■ **PROVIDED PASSAGE**
● ● ● ● ●

MEV block data comes from two sources with different coverage:

Payload delivered (mev_relay_proposer_payload_delivered): Records when a relay delivers a block to a proposer. Has value, builder, and relay info for all MEV blocks.
Bid trace (mev_relay_bid_trace): Records individual bids during the auction. Has bid timing but may not include the winning block if it was a late bid or data gap.

The chart below shows what proportion of each relay's blocks have bid timing data available.

Show code

# Bid trace coverage analysis
df_trace = df[df["has_mev"]].copy()
df_trace["relay"] = df_trace["winning_relays"].apply(lambda x: x[0] if len(x) > 0 else "Unknown")
df_trace["has_bid_timing"] = df_trace["winning_bid_ms"].notna()

# Aggregate by relay
relay_coverage = df_trace.groupby("relay").agg(
    total=("slot", "count"),
    with_timing=("has_bid_timing", "sum"),
).reset_index()
relay_coverage["without_timing"] = relay_coverage["total"] - relay_coverage["with_timing"]
relay_coverage["pct_with_timing"] = (relay_coverage["with_timing"] / relay_coverage["total"] * 100).round(1)
relay_coverage = relay_coverage.sort_values("total", ascending=True)

# Summary stats
total_mev = relay_coverage["total"].sum()
total_with_timing = relay_coverage["with_timing"].sum()
print(f"MEV blocks: {total_mev:,}")
print(f"With bid timing: {total_with_timing:,} ({total_with_timing/total_mev*100:.1f}%)")

● ● ● ● ●

■ **INFORMATION SUPPLIED**
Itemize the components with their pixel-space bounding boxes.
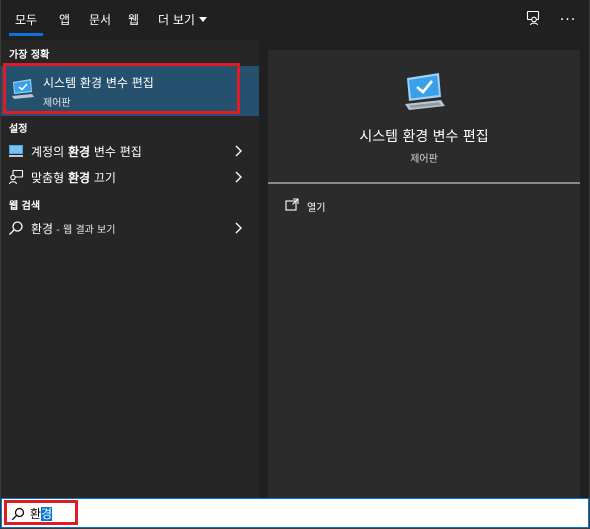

● ● ● ● ●

■ **WHAT TO WORK ON**
[a] Please print the MEV block data passage between "Bid trace (mev_relay_bid_trace): Records" and "timing data available.", inclusive.
[b] Name each kind of information that the MEV block data passage says the payload delivered source has for all MEV blocks.
[c] In the MEV block data passage, which column is relay_coverage sorted by, and in what order?

■ **RESPONSES BY TASK**
[a]
Bid trace (mev_relay_bid_trace): Records individual bids during the auction. Has bid timing but may not include the winning block if it was a late bid or data gap.

The chart below shows what proportion of each relay's blocks have bid timing data available.

[b]
- Value
- Builder
- Relay info

[c] It is sorted by "total" in ascending order.